Repeat the listing in full, word for word.

_RECORDS PROVIDED_:
>>>

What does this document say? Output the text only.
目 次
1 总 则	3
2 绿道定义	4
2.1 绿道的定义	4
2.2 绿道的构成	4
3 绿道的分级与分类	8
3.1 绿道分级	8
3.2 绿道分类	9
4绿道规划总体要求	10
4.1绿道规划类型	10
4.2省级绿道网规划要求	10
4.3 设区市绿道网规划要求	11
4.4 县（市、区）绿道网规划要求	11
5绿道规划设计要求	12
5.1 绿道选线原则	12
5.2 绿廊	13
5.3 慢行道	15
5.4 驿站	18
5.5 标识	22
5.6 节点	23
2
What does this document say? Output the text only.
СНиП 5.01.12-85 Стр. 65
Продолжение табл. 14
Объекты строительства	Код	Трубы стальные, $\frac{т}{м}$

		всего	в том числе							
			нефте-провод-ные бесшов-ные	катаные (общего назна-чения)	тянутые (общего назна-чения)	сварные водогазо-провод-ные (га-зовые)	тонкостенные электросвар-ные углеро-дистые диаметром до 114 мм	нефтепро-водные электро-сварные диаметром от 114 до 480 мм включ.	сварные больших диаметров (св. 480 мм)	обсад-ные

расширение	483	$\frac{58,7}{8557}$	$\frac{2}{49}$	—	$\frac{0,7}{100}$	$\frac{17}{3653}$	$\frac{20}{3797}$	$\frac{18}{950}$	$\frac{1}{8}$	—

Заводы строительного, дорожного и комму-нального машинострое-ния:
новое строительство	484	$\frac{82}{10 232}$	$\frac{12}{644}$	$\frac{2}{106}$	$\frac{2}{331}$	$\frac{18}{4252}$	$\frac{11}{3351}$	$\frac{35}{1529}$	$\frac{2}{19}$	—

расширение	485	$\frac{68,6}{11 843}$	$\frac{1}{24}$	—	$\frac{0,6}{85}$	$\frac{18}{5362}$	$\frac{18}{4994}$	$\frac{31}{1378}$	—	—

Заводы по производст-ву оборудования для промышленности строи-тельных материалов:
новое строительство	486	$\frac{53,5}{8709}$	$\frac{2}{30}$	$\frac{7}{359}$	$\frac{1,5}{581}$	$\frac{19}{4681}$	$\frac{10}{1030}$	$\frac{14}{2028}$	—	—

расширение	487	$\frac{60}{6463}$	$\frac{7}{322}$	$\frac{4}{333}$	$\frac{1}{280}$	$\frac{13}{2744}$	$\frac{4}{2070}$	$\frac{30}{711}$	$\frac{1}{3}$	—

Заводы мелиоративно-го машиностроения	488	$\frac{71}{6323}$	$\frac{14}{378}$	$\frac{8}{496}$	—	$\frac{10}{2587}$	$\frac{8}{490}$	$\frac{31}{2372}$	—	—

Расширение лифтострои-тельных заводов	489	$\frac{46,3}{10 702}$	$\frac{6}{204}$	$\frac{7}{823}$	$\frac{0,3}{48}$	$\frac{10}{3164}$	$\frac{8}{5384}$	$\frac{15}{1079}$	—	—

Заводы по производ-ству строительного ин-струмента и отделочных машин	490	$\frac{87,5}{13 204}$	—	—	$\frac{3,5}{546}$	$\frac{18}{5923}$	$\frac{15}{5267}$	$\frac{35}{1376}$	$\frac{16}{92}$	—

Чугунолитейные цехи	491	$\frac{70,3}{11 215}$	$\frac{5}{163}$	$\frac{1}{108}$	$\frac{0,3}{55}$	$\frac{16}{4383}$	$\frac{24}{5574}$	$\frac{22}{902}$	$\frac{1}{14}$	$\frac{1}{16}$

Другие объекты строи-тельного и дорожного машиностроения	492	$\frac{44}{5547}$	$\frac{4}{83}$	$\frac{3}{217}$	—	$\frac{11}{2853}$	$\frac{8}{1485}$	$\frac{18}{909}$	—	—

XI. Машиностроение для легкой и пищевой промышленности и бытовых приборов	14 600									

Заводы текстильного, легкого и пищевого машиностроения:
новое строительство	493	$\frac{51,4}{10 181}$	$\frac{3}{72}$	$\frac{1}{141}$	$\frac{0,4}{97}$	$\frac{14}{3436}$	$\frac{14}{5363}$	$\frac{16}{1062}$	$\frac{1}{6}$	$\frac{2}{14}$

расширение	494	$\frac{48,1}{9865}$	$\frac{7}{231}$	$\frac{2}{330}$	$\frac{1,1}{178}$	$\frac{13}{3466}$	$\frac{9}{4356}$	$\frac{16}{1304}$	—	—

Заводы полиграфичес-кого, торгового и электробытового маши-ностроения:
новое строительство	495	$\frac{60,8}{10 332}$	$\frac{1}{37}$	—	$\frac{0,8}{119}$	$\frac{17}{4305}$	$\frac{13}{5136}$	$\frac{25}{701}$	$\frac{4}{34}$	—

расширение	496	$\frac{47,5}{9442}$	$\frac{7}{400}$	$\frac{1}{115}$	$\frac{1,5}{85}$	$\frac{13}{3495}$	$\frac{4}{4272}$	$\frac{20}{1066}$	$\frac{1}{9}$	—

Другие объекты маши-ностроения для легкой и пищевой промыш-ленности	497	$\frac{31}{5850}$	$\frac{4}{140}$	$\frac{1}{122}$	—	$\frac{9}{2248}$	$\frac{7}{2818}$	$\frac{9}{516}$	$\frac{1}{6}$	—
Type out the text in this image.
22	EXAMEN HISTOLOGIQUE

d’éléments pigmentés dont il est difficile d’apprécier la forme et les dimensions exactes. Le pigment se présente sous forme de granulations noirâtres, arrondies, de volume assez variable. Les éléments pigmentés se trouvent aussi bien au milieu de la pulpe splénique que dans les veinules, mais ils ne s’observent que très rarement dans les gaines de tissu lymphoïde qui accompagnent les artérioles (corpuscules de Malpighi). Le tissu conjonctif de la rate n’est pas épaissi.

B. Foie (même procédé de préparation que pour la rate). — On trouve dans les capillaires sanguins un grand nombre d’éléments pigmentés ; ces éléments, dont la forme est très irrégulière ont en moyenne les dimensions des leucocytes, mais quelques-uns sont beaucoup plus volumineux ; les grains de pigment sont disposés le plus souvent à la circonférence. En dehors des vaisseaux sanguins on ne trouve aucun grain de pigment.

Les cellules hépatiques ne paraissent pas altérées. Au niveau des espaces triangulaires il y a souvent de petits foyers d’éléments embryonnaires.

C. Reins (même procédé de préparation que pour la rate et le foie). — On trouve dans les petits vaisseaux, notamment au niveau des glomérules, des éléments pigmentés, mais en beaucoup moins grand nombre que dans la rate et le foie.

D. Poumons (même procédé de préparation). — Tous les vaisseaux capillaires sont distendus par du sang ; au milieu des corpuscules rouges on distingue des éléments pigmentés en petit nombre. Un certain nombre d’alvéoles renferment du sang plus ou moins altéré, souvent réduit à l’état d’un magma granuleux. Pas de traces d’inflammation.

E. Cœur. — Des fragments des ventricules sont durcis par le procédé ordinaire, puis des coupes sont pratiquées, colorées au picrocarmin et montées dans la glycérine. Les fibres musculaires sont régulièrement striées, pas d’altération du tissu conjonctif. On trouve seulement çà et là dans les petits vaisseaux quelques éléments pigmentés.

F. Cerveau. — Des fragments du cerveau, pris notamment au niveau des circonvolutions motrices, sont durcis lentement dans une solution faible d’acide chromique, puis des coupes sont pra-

<<<

_ANSWER BELOW_:
What does this document say? Output the text only.
目 次
1 总 则	3
2 绿道定义	4
2.1 绿道的定义	4
2.2 绿道的构成	4
3 绿道的分级与分类	8
3.1 绿道分级	8
3.2 绿道分类	9
4绿道规划总体要求	10
4.1绿道规划类型	10
4.2省级绿道网规划要求	10
4.3 设区市绿道网规划要求	11
4.4 县（市、区）绿道网规划要求	11
5绿道规划设计要求	12
5.1 绿道选线原则	12
5.2 绿廊	13
5.3 慢行道	15
5.4 驿站	18
5.5 标识	22
5.6 节点	23
2
What does this document say? Output the text only.
СНиП 5.01.12-85 Стр. 65
Продолжение табл. 14
Объекты строительства	Код	Трубы стальные, $\frac{т}{м}$

		всего	в том числе							
			нефте-провод-ные бесшов-ные	катаные (общего назна-чения)	тянутые (общего назна-чения)	сварные водогазо-провод-ные (га-зовые)	тонкостенные электросвар-ные углеро-дистые диаметром до 114 мм	нефтепро-водные электро-сварные диаметром от 114 до 480 мм включ.	сварные больших диаметров (св. 480 мм)	обсад-ные

расширение	483	$\frac{58,7}{8557}$	$\frac{2}{49}$	—	$\frac{0,7}{100}$	$\frac{17}{3653}$	$\frac{20}{3797}$	$\frac{18}{950}$	$\frac{1}{8}$	—

Заводы строительного, дорожного и комму-нального машинострое-ния:
новое строительство	484	$\frac{82}{10 232}$	$\frac{12}{644}$	$\frac{2}{106}$	$\frac{2}{331}$	$\frac{18}{4252}$	$\frac{11}{3351}$	$\frac{35}{1529}$	$\frac{2}{19}$	—

расширение	485	$\frac{68,6}{11 843}$	$\frac{1}{24}$	—	$\frac{0,6}{85}$	$\frac{18}{5362}$	$\frac{18}{4994}$	$\frac{31}{1378}$	—	—

Заводы по производст-ву оборудования для промышленности строи-тельных материалов:
новое строительство	486	$\frac{53,5}{8709}$	$\frac{2}{30}$	$\frac{7}{359}$	$\frac{1,5}{581}$	$\frac{19}{4681}$	$\frac{10}{1030}$	$\frac{14}{2028}$	—	—

расширение	487	$\frac{60}{6463}$	$\frac{7}{322}$	$\frac{4}{333}$	$\frac{1}{280}$	$\frac{13}{2744}$	$\frac{4}{2070}$	$\frac{30}{711}$	$\frac{1}{3}$	—

Заводы мелиоративно-го машиностроения	488	$\frac{71}{6323}$	$\frac{14}{378}$	$\frac{8}{496}$	—	$\frac{10}{2587}$	$\frac{8}{490}$	$\frac{31}{2372}$	—	—

Расширение лифтострои-тельных заводов	489	$\frac{46,3}{10 702}$	$\frac{6}{204}$	$\frac{7}{823}$	$\frac{0,3}{48}$	$\frac{10}{3164}$	$\frac{8}{5384}$	$\frac{15}{1079}$	—	—

Заводы по производ-ству строительного ин-струмента и отделочных машин	490	$\frac{87,5}{13 204}$	—	—	$\frac{3,5}{546}$	$\frac{18}{5923}$	$\frac{15}{5267}$	$\frac{35}{1376}$	$\frac{16}{92}$	—

Чугунолитейные цехи	491	$\frac{70,3}{11 215}$	$\frac{5}{163}$	$\frac{1}{108}$	$\frac{0,3}{55}$	$\frac{16}{4383}$	$\frac{24}{5574}$	$\frac{22}{902}$	$\frac{1}{14}$	$\frac{1}{16}$

Другие объекты строи-тельного и дорожного машиностроения	492	$\frac{44}{5547}$	$\frac{4}{83}$	$\frac{3}{217}$	—	$\frac{11}{2853}$	$\frac{8}{1485}$	$\frac{18}{909}$	—	—

XI. Машиностроение для легкой и пищевой промышленности и бытовых приборов	14 600									

Заводы текстильного, легкого и пищевого машиностроения:
новое строительство	493	$\frac{51,4}{10 181}$	$\frac{3}{72}$	$\frac{1}{141}$	$\frac{0,4}{97}$	$\frac{14}{3436}$	$\frac{14}{5363}$	$\frac{16}{1062}$	$\frac{1}{6}$	$\frac{2}{14}$

расширение	494	$\frac{48,1}{9865}$	$\frac{7}{231}$	$\frac{2}{330}$	$\frac{1,1}{178}$	$\frac{13}{3466}$	$\frac{9}{4356}$	$\frac{16}{1304}$	—	—

Заводы полиграфичес-кого, торгового и электробытового маши-ностроения:
новое строительство	495	$\frac{60,8}{10 332}$	$\frac{1}{37}$	—	$\frac{0,8}{119}$	$\frac{17}{4305}$	$\frac{13}{5136}$	$\frac{25}{701}$	$\frac{4}{34}$	—

расширение	496	$\frac{47,5}{9442}$	$\frac{7}{400}$	$\frac{1}{115}$	$\frac{1,5}{85}$	$\frac{13}{3495}$	$\frac{4}{4272}$	$\frac{20}{1066}$	$\frac{1}{9}$	—

Другие объекты маши-ностроения для легкой и пищевой промыш-ленности	497	$\frac{31}{5850}$	$\frac{4}{140}$	$\frac{1}{122}$	—	$\frac{9}{2248}$	$\frac{7}{2818}$	$\frac{9}{516}$	$\frac{1}{6}$	—
Type out the text in this image.
22	EXAMEN HISTOLOGIQUE

d’éléments pigmentés dont il est difficile d’apprécier la forme et les dimensions exactes. Le pigment se présente sous forme de granulations noirâtres, arrondies, de volume assez variable. Les éléments pigmentés se trouvent aussi bien au milieu de la pulpe splénique que dans les veinules, mais ils ne s’observent que très rarement dans les gaines de tissu lymphoïde qui accompagnent les artérioles (corpuscules de Malpighi). Le tissu conjonctif de la rate n’est pas épaissi.

B. Foie (même procédé de préparation que pour la rate). — On trouve dans les capillaires sanguins un grand nombre d’éléments pigmentés ; ces éléments, dont la forme est très irrégulière ont en moyenne les dimensions des leucocytes, mais quelques-uns sont beaucoup plus volumineux ; les grains de pigment sont disposés le plus souvent à la circonférence. En dehors des vaisseaux sanguins on ne trouve aucun grain de pigment.

Les cellules hépatiques ne paraissent pas altérées. Au niveau des espaces triangulaires il y a souvent de petits foyers d’éléments embryonnaires.

C. Reins (même procédé de préparation que pour la rate et le foie). — On trouve dans les petits vaisseaux, notamment au niveau des glomérules, des éléments pigmentés, mais en beaucoup moins grand nombre que dans la rate et le foie.

D. Poumons (même procédé de préparation). — Tous les vaisseaux capillaires sont distendus par du sang ; au milieu des corpuscules rouges on distingue des éléments pigmentés en petit nombre. Un certain nombre d’alvéoles renferment du sang plus ou moins altéré, souvent réduit à l’état d’un magma granuleux. Pas de traces d’inflammation.

E. Cœur. — Des fragments des ventricules sont durcis par le procédé ordinaire, puis des coupes sont pratiquées, colorées au picrocarmin et montées dans la glycérine. Les fibres musculaires sont régulièrement striées, pas d’altération du tissu conjonctif. On trouve seulement çà et là dans les petits vaisseaux quelques éléments pigmentés.

F. Cerveau. — Des fragments du cerveau, pris notamment au niveau des circonvolutions motrices, sont durcis lentement dans une solution faible d’acide chromique, puis des coupes sont pra-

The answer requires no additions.